Task brief:
Omit the images, then print each record below exactly as it reads.

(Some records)
• • • • • • •
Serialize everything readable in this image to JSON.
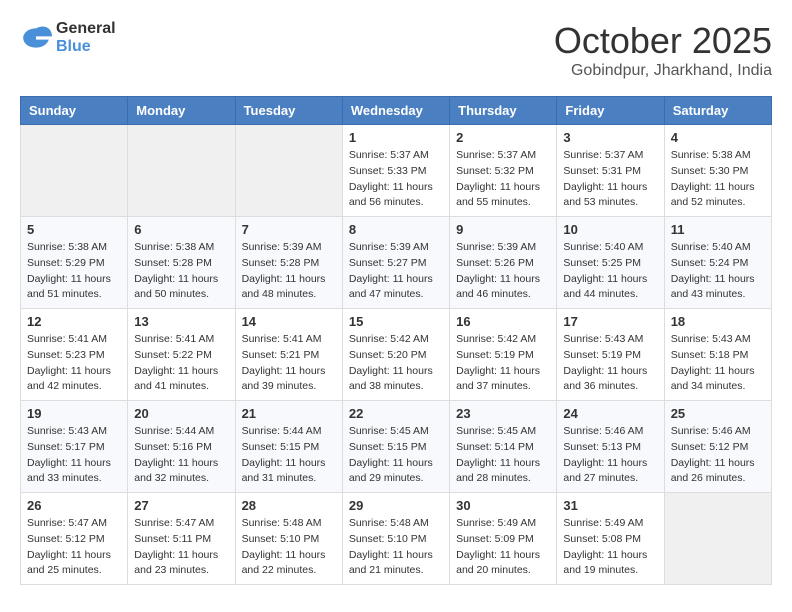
{
  "logo": {
    "general": "General",
    "blue": "Blue"
  },
  "title": "October 2025",
  "location": "Gobindpur, Jharkhand, India",
  "days_of_week": [
    "Sunday",
    "Monday",
    "Tuesday",
    "Wednesday",
    "Thursday",
    "Friday",
    "Saturday"
  ],
  "weeks": [
    [
      {
        "day": "",
        "info": ""
      },
      {
        "day": "",
        "info": ""
      },
      {
        "day": "",
        "info": ""
      },
      {
        "day": "1",
        "info": "Sunrise: 5:37 AM\nSunset: 5:33 PM\nDaylight: 11 hours and 56 minutes."
      },
      {
        "day": "2",
        "info": "Sunrise: 5:37 AM\nSunset: 5:32 PM\nDaylight: 11 hours and 55 minutes."
      },
      {
        "day": "3",
        "info": "Sunrise: 5:37 AM\nSunset: 5:31 PM\nDaylight: 11 hours and 53 minutes."
      },
      {
        "day": "4",
        "info": "Sunrise: 5:38 AM\nSunset: 5:30 PM\nDaylight: 11 hours and 52 minutes."
      }
    ],
    [
      {
        "day": "5",
        "info": "Sunrise: 5:38 AM\nSunset: 5:29 PM\nDaylight: 11 hours and 51 minutes."
      },
      {
        "day": "6",
        "info": "Sunrise: 5:38 AM\nSunset: 5:28 PM\nDaylight: 11 hours and 50 minutes."
      },
      {
        "day": "7",
        "info": "Sunrise: 5:39 AM\nSunset: 5:28 PM\nDaylight: 11 hours and 48 minutes."
      },
      {
        "day": "8",
        "info": "Sunrise: 5:39 AM\nSunset: 5:27 PM\nDaylight: 11 hours and 47 minutes."
      },
      {
        "day": "9",
        "info": "Sunrise: 5:39 AM\nSunset: 5:26 PM\nDaylight: 11 hours and 46 minutes."
      },
      {
        "day": "10",
        "info": "Sunrise: 5:40 AM\nSunset: 5:25 PM\nDaylight: 11 hours and 44 minutes."
      },
      {
        "day": "11",
        "info": "Sunrise: 5:40 AM\nSunset: 5:24 PM\nDaylight: 11 hours and 43 minutes."
      }
    ],
    [
      {
        "day": "12",
        "info": "Sunrise: 5:41 AM\nSunset: 5:23 PM\nDaylight: 11 hours and 42 minutes."
      },
      {
        "day": "13",
        "info": "Sunrise: 5:41 AM\nSunset: 5:22 PM\nDaylight: 11 hours and 41 minutes."
      },
      {
        "day": "14",
        "info": "Sunrise: 5:41 AM\nSunset: 5:21 PM\nDaylight: 11 hours and 39 minutes."
      },
      {
        "day": "15",
        "info": "Sunrise: 5:42 AM\nSunset: 5:20 PM\nDaylight: 11 hours and 38 minutes."
      },
      {
        "day": "16",
        "info": "Sunrise: 5:42 AM\nSunset: 5:19 PM\nDaylight: 11 hours and 37 minutes."
      },
      {
        "day": "17",
        "info": "Sunrise: 5:43 AM\nSunset: 5:19 PM\nDaylight: 11 hours and 36 minutes."
      },
      {
        "day": "18",
        "info": "Sunrise: 5:43 AM\nSunset: 5:18 PM\nDaylight: 11 hours and 34 minutes."
      }
    ],
    [
      {
        "day": "19",
        "info": "Sunrise: 5:43 AM\nSunset: 5:17 PM\nDaylight: 11 hours and 33 minutes."
      },
      {
        "day": "20",
        "info": "Sunrise: 5:44 AM\nSunset: 5:16 PM\nDaylight: 11 hours and 32 minutes."
      },
      {
        "day": "21",
        "info": "Sunrise: 5:44 AM\nSunset: 5:15 PM\nDaylight: 11 hours and 31 minutes."
      },
      {
        "day": "22",
        "info": "Sunrise: 5:45 AM\nSunset: 5:15 PM\nDaylight: 11 hours and 29 minutes."
      },
      {
        "day": "23",
        "info": "Sunrise: 5:45 AM\nSunset: 5:14 PM\nDaylight: 11 hours and 28 minutes."
      },
      {
        "day": "24",
        "info": "Sunrise: 5:46 AM\nSunset: 5:13 PM\nDaylight: 11 hours and 27 minutes."
      },
      {
        "day": "25",
        "info": "Sunrise: 5:46 AM\nSunset: 5:12 PM\nDaylight: 11 hours and 26 minutes."
      }
    ],
    [
      {
        "day": "26",
        "info": "Sunrise: 5:47 AM\nSunset: 5:12 PM\nDaylight: 11 hours and 25 minutes."
      },
      {
        "day": "27",
        "info": "Sunrise: 5:47 AM\nSunset: 5:11 PM\nDaylight: 11 hours and 23 minutes."
      },
      {
        "day": "28",
        "info": "Sunrise: 5:48 AM\nSunset: 5:10 PM\nDaylight: 11 hours and 22 minutes."
      },
      {
        "day": "29",
        "info": "Sunrise: 5:48 AM\nSunset: 5:10 PM\nDaylight: 11 hours and 21 minutes."
      },
      {
        "day": "30",
        "info": "Sunrise: 5:49 AM\nSunset: 5:09 PM\nDaylight: 11 hours and 20 minutes."
      },
      {
        "day": "31",
        "info": "Sunrise: 5:49 AM\nSunset: 5:08 PM\nDaylight: 11 hours and 19 minutes."
      },
      {
        "day": "",
        "info": ""
      }
    ]
  ]
}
• • • • • • •
Written answer:
Serialize everything readable in this image to JSON.
{
  "logo": {
    "general": "General",
    "blue": "Blue"
  },
  "title": "October 2025",
  "location": "Gobindpur, Jharkhand, India",
  "days_of_week": [
    "Sunday",
    "Monday",
    "Tuesday",
    "Wednesday",
    "Thursday",
    "Friday",
    "Saturday"
  ],
  "weeks": [
    [
      {
        "day": "",
        "info": ""
      },
      {
        "day": "",
        "info": ""
      },
      {
        "day": "",
        "info": ""
      },
      {
        "day": "1",
        "info": "Sunrise: 5:37 AM\nSunset: 5:33 PM\nDaylight: 11 hours and 56 minutes."
      },
      {
        "day": "2",
        "info": "Sunrise: 5:37 AM\nSunset: 5:32 PM\nDaylight: 11 hours and 55 minutes."
      },
      {
        "day": "3",
        "info": "Sunrise: 5:37 AM\nSunset: 5:31 PM\nDaylight: 11 hours and 53 minutes."
      },
      {
        "day": "4",
        "info": "Sunrise: 5:38 AM\nSunset: 5:30 PM\nDaylight: 11 hours and 52 minutes."
      }
    ],
    [
      {
        "day": "5",
        "info": "Sunrise: 5:38 AM\nSunset: 5:29 PM\nDaylight: 11 hours and 51 minutes."
      },
      {
        "day": "6",
        "info": "Sunrise: 5:38 AM\nSunset: 5:28 PM\nDaylight: 11 hours and 50 minutes."
      },
      {
        "day": "7",
        "info": "Sunrise: 5:39 AM\nSunset: 5:28 PM\nDaylight: 11 hours and 48 minutes."
      },
      {
        "day": "8",
        "info": "Sunrise: 5:39 AM\nSunset: 5:27 PM\nDaylight: 11 hours and 47 minutes."
      },
      {
        "day": "9",
        "info": "Sunrise: 5:39 AM\nSunset: 5:26 PM\nDaylight: 11 hours and 46 minutes."
      },
      {
        "day": "10",
        "info": "Sunrise: 5:40 AM\nSunset: 5:25 PM\nDaylight: 11 hours and 44 minutes."
      },
      {
        "day": "11",
        "info": "Sunrise: 5:40 AM\nSunset: 5:24 PM\nDaylight: 11 hours and 43 minutes."
      }
    ],
    [
      {
        "day": "12",
        "info": "Sunrise: 5:41 AM\nSunset: 5:23 PM\nDaylight: 11 hours and 42 minutes."
      },
      {
        "day": "13",
        "info": "Sunrise: 5:41 AM\nSunset: 5:22 PM\nDaylight: 11 hours and 41 minutes."
      },
      {
        "day": "14",
        "info": "Sunrise: 5:41 AM\nSunset: 5:21 PM\nDaylight: 11 hours and 39 minutes."
      },
      {
        "day": "15",
        "info": "Sunrise: 5:42 AM\nSunset: 5:20 PM\nDaylight: 11 hours and 38 minutes."
      },
      {
        "day": "16",
        "info": "Sunrise: 5:42 AM\nSunset: 5:19 PM\nDaylight: 11 hours and 37 minutes."
      },
      {
        "day": "17",
        "info": "Sunrise: 5:43 AM\nSunset: 5:19 PM\nDaylight: 11 hours and 36 minutes."
      },
      {
        "day": "18",
        "info": "Sunrise: 5:43 AM\nSunset: 5:18 PM\nDaylight: 11 hours and 34 minutes."
      }
    ],
    [
      {
        "day": "19",
        "info": "Sunrise: 5:43 AM\nSunset: 5:17 PM\nDaylight: 11 hours and 33 minutes."
      },
      {
        "day": "20",
        "info": "Sunrise: 5:44 AM\nSunset: 5:16 PM\nDaylight: 11 hours and 32 minutes."
      },
      {
        "day": "21",
        "info": "Sunrise: 5:44 AM\nSunset: 5:15 PM\nDaylight: 11 hours and 31 minutes."
      },
      {
        "day": "22",
        "info": "Sunrise: 5:45 AM\nSunset: 5:15 PM\nDaylight: 11 hours and 29 minutes."
      },
      {
        "day": "23",
        "info": "Sunrise: 5:45 AM\nSunset: 5:14 PM\nDaylight: 11 hours and 28 minutes."
      },
      {
        "day": "24",
        "info": "Sunrise: 5:46 AM\nSunset: 5:13 PM\nDaylight: 11 hours and 27 minutes."
      },
      {
        "day": "25",
        "info": "Sunrise: 5:46 AM\nSunset: 5:12 PM\nDaylight: 11 hours and 26 minutes."
      }
    ],
    [
      {
        "day": "26",
        "info": "Sunrise: 5:47 AM\nSunset: 5:12 PM\nDaylight: 11 hours and 25 minutes."
      },
      {
        "day": "27",
        "info": "Sunrise: 5:47 AM\nSunset: 5:11 PM\nDaylight: 11 hours and 23 minutes."
      },
      {
        "day": "28",
        "info": "Sunrise: 5:48 AM\nSunset: 5:10 PM\nDaylight: 11 hours and 22 minutes."
      },
      {
        "day": "29",
        "info": "Sunrise: 5:48 AM\nSunset: 5:10 PM\nDaylight: 11 hours and 21 minutes."
      },
      {
        "day": "30",
        "info": "Sunrise: 5:49 AM\nSunset: 5:09 PM\nDaylight: 11 hours and 20 minutes."
      },
      {
        "day": "31",
        "info": "Sunrise: 5:49 AM\nSunset: 5:08 PM\nDaylight: 11 hours and 19 minutes."
      },
      {
        "day": "",
        "info": ""
      }
    ]
  ]
}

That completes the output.